The request. Below is a set of records; print all of them exactly as written.

#### Excerpted records ####

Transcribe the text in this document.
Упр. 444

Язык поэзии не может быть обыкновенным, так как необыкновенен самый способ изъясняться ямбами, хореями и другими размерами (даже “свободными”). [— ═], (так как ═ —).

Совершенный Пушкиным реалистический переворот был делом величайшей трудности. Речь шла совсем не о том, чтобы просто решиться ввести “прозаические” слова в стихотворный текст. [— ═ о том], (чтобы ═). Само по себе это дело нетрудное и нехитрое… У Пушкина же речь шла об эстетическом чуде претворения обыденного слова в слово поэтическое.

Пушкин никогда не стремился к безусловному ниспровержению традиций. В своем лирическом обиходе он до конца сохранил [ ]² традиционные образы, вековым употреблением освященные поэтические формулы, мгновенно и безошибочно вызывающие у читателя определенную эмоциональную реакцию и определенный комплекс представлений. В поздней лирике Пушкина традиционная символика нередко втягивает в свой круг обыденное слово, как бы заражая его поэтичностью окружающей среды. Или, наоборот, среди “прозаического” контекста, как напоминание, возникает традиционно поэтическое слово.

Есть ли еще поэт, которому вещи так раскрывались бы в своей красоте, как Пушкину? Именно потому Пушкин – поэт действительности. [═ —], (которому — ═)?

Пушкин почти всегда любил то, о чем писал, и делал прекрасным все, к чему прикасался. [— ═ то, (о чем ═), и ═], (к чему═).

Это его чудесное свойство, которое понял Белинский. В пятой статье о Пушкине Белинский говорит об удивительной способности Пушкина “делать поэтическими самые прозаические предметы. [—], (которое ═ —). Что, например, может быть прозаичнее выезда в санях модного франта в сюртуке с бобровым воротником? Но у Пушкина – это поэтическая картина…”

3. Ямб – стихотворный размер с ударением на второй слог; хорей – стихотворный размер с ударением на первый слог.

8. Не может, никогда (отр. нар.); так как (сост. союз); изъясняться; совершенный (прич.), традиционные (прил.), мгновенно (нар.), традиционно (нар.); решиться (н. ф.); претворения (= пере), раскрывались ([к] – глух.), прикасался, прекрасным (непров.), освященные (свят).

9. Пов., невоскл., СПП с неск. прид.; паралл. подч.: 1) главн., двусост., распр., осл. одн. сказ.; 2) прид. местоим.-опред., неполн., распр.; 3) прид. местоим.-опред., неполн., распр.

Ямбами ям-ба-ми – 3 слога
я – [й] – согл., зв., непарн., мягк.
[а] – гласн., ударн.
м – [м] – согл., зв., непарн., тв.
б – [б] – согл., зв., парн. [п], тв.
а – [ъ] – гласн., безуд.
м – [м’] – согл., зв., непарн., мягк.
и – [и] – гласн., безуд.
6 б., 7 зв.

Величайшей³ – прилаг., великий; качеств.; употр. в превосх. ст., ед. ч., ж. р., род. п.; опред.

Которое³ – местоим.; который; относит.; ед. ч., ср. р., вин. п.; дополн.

####

Result of this exercise.
Transcribe the text in this document.
Упр. 444

Язык поэзии не может быть обыкновенным, так как необыкновенен самый способ изъясняться ямбами, хореями и другими размерами (даже “свободными”). [— ═], (так как ═ —).

Совершенный Пушкиным реалистический переворот был делом величайшей трудности. Речь шла совсем не о том, чтобы просто решиться ввести “прозаические” слова в стихотворный текст. [— ═ о том], (чтобы ═). Само по себе это дело нетрудное и нехитрое… У Пушкина же речь шла об эстетическом чуде претворения обыденного слова в слово поэтическое.

Пушкин никогда не стремился к безусловному ниспровержению традиций. В своем лирическом обиходе он до конца сохранил [ ]² традиционные образы, вековым употреблением освященные поэтические формулы, мгновенно и безошибочно вызывающие у читателя определенную эмоциональную реакцию и определенный комплекс представлений. В поздней лирике Пушкина традиционная символика нередко втягивает в свой круг обыденное слово, как бы заражая его поэтичностью окружающей среды. Или, наоборот, среди “прозаического” контекста, как напоминание, возникает традиционно поэтическое слово.

Есть ли еще поэт, которому вещи так раскрывались бы в своей красоте, как Пушкину? Именно потому Пушкин – поэт действительности. [═ —], (которому — ═)?

Пушкин почти всегда любил то, о чем писал, и делал прекрасным все, к чему прикасался. [— ═ то, (о чем ═), и ═], (к чему═).

Это его чудесное свойство, которое понял Белинский. В пятой статье о Пушкине Белинский говорит об удивительной способности Пушкина “делать поэтическими самые прозаические предметы. [—], (которое ═ —). Что, например, может быть прозаичнее выезда в санях модного франта в сюртуке с бобровым воротником? Но у Пушкина – это поэтическая картина…”

3. Ямб – стихотворный размер с ударением на второй слог; хорей – стихотворный размер с ударением на первый слог.

8. Не может, никогда (отр. нар.); так как (сост. союз); изъясняться; совершенный (прич.), традиционные (прил.), мгновенно (нар.), традиционно (нар.); решиться (н. ф.); претворения (= пере), раскрывались ([к] – глух.), прикасался, прекрасным (непров.), освященные (свят).

9. Пов., невоскл., СПП с неск. прид.; паралл. подч.: 1) главн., двусост., распр., осл. одн. сказ.; 2) прид. местоим.-опред., неполн., распр.; 3) прид. местоим.-опред., неполн., распр.

Ямбами ям-ба-ми – 3 слога
я – [й] – согл., зв., непарн., мягк.
[а] – гласн., ударн.
м – [м] – согл., зв., непарн., тв.
б – [б] – согл., зв., парн. [п], тв.
а – [ъ] – гласн., безуд.
м – [м’] – согл., зв., непарн., мягк.
и – [и] – гласн., безуд.
6 б., 7 зв.

Величайшей³ – прилаг., великий; качеств.; употр. в превосх. ст., ед. ч., ж. р., род. п.; опред.

Которое³ – местоим.; который; относит.; ед. ч., ср. р., вин. п.; дополн.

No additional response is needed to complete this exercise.